▶ Requirement
Filter for the word "quality" and keep each matching line.

▶ Recorded information
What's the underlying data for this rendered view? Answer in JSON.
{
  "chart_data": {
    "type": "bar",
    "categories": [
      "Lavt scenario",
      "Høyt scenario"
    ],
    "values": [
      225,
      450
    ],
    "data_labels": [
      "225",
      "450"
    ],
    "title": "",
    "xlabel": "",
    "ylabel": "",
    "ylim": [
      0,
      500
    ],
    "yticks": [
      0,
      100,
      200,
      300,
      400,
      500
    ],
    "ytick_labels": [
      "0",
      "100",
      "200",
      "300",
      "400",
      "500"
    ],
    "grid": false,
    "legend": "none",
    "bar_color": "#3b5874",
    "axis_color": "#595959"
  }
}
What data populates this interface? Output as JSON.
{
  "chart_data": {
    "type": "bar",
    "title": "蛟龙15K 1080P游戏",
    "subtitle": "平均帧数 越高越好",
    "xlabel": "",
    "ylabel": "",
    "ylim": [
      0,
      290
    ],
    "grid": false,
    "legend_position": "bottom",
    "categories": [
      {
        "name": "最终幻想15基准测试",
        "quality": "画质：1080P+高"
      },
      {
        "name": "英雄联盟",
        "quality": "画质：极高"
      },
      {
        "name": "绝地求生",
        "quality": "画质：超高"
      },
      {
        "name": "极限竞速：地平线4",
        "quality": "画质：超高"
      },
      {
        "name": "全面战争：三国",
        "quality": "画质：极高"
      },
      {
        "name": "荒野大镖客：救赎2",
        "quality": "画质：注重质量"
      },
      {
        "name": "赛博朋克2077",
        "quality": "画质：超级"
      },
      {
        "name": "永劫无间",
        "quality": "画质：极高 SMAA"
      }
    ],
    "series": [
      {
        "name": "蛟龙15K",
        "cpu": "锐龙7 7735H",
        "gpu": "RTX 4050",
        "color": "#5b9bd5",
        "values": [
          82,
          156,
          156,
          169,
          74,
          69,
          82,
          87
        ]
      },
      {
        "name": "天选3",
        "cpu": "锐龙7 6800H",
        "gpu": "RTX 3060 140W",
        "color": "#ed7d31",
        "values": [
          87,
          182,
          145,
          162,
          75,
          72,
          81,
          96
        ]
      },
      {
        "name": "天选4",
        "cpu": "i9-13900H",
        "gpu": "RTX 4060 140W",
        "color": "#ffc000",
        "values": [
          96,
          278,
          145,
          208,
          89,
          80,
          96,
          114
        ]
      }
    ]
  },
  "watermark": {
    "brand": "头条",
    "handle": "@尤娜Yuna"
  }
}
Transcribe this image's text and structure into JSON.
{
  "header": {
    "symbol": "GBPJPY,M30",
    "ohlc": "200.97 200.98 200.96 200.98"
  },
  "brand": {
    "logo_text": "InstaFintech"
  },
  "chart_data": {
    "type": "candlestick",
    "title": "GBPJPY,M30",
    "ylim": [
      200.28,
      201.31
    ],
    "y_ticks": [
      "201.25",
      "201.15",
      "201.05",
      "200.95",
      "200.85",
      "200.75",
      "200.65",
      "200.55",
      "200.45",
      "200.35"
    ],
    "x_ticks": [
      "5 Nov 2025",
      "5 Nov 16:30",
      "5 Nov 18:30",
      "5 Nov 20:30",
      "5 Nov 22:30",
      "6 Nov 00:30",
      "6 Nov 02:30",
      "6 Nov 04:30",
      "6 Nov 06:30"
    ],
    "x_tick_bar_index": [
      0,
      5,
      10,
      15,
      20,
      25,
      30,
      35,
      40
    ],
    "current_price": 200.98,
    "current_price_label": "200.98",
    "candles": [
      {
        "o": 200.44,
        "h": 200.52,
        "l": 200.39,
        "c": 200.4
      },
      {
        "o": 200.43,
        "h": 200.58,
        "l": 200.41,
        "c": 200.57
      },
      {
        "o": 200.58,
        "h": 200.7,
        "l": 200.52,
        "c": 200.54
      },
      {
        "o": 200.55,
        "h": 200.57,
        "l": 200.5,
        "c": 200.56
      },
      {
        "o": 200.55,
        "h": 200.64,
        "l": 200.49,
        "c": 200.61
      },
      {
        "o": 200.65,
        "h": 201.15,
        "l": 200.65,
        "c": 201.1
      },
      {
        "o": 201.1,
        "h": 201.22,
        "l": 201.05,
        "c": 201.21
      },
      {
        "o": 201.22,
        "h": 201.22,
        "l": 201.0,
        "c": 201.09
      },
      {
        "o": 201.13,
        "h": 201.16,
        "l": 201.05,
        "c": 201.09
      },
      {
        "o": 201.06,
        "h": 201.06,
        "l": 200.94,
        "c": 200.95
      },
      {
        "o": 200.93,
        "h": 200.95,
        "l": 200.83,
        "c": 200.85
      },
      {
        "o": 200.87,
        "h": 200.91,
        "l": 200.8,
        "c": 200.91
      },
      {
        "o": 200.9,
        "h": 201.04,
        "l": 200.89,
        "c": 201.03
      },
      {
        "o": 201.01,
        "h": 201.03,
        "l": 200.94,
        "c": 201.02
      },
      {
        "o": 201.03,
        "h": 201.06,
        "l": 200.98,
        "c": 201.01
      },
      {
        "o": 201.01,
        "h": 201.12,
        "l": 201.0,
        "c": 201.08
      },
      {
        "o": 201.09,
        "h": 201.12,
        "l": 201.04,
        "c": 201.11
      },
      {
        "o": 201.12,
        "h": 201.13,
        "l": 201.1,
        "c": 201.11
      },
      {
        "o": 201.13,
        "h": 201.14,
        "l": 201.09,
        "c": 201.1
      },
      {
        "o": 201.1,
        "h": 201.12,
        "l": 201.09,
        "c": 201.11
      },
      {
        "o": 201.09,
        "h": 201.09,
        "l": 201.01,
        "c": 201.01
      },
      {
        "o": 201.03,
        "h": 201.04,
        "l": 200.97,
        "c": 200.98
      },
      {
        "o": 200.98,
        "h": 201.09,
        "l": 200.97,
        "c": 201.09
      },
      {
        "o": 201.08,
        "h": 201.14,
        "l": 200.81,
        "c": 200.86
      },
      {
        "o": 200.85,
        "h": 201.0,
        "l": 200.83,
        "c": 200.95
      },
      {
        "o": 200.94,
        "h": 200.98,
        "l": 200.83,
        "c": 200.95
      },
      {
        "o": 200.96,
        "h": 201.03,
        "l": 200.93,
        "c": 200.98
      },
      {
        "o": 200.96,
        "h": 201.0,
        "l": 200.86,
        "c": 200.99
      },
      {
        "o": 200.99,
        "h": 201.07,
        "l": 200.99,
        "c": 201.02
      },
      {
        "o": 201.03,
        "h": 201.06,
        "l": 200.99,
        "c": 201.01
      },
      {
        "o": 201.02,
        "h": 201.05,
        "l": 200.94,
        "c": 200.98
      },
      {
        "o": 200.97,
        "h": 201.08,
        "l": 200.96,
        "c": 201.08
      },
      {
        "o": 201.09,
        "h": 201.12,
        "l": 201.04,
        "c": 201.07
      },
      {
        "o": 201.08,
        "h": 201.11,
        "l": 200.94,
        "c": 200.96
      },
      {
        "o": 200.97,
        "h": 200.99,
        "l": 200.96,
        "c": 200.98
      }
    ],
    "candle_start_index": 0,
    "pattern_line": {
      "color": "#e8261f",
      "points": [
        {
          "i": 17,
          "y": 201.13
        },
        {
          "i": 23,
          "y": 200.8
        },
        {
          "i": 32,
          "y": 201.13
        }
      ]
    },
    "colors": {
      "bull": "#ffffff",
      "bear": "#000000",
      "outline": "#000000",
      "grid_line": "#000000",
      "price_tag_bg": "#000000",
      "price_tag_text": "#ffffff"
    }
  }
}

▶ Output
        "quality": "画质：1080P+高"
        "quality": "画质：极高"
        "quality": "画质：超高"
        "quality": "画质：超高"
        "quality": "画质：极高"
        "quality": "画质：注重质量"
        "quality": "画质：超级"
        "quality": "画质：极高 SMAA"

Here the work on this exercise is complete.